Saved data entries
<<<<

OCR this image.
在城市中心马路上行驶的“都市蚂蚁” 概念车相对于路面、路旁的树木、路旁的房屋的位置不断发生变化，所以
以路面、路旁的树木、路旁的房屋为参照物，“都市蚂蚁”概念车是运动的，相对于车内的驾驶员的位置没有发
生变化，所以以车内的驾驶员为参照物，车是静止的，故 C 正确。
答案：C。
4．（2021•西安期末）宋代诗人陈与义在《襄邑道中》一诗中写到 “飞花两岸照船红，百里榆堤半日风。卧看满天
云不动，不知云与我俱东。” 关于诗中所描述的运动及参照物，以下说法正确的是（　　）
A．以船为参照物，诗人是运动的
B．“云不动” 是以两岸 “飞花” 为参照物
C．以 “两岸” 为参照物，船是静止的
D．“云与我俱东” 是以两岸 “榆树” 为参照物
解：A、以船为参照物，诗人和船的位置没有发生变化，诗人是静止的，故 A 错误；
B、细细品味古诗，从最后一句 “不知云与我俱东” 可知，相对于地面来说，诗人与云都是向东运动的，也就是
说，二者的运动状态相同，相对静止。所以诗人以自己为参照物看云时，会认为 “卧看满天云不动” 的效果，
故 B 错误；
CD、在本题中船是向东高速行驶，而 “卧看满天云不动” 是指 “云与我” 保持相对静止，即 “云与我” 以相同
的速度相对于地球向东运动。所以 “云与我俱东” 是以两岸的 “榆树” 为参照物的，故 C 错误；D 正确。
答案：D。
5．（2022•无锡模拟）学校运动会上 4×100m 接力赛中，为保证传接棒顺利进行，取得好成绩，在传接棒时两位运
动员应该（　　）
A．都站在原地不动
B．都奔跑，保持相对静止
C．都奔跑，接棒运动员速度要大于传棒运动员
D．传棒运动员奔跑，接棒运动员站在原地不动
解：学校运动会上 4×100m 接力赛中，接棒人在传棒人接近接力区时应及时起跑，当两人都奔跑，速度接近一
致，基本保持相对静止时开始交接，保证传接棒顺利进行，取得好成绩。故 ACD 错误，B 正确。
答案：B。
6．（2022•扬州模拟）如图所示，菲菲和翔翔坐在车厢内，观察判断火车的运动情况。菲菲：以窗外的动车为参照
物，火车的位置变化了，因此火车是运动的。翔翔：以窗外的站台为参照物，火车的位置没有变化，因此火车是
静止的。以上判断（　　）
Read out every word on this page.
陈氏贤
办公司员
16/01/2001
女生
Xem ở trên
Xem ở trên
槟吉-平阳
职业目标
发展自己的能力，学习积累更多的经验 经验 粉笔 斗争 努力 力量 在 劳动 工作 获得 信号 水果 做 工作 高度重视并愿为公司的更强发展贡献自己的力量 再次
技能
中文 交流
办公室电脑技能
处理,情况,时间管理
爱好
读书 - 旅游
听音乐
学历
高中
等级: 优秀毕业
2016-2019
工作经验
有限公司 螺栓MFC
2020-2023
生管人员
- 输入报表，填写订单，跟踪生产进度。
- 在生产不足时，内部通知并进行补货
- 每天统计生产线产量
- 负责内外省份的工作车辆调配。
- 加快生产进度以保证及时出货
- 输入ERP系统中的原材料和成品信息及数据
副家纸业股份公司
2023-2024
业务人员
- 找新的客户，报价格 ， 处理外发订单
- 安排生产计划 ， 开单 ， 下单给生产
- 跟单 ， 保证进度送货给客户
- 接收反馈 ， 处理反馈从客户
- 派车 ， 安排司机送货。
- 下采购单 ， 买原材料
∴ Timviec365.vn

>>>>

Write out every line of the entries that holds the word "以船为参照物".

A．以船为参照物，诗人是运动的
解：A、以船为参照物，诗人和船的位置没有发生变化，诗人是静止的，故 A 错误；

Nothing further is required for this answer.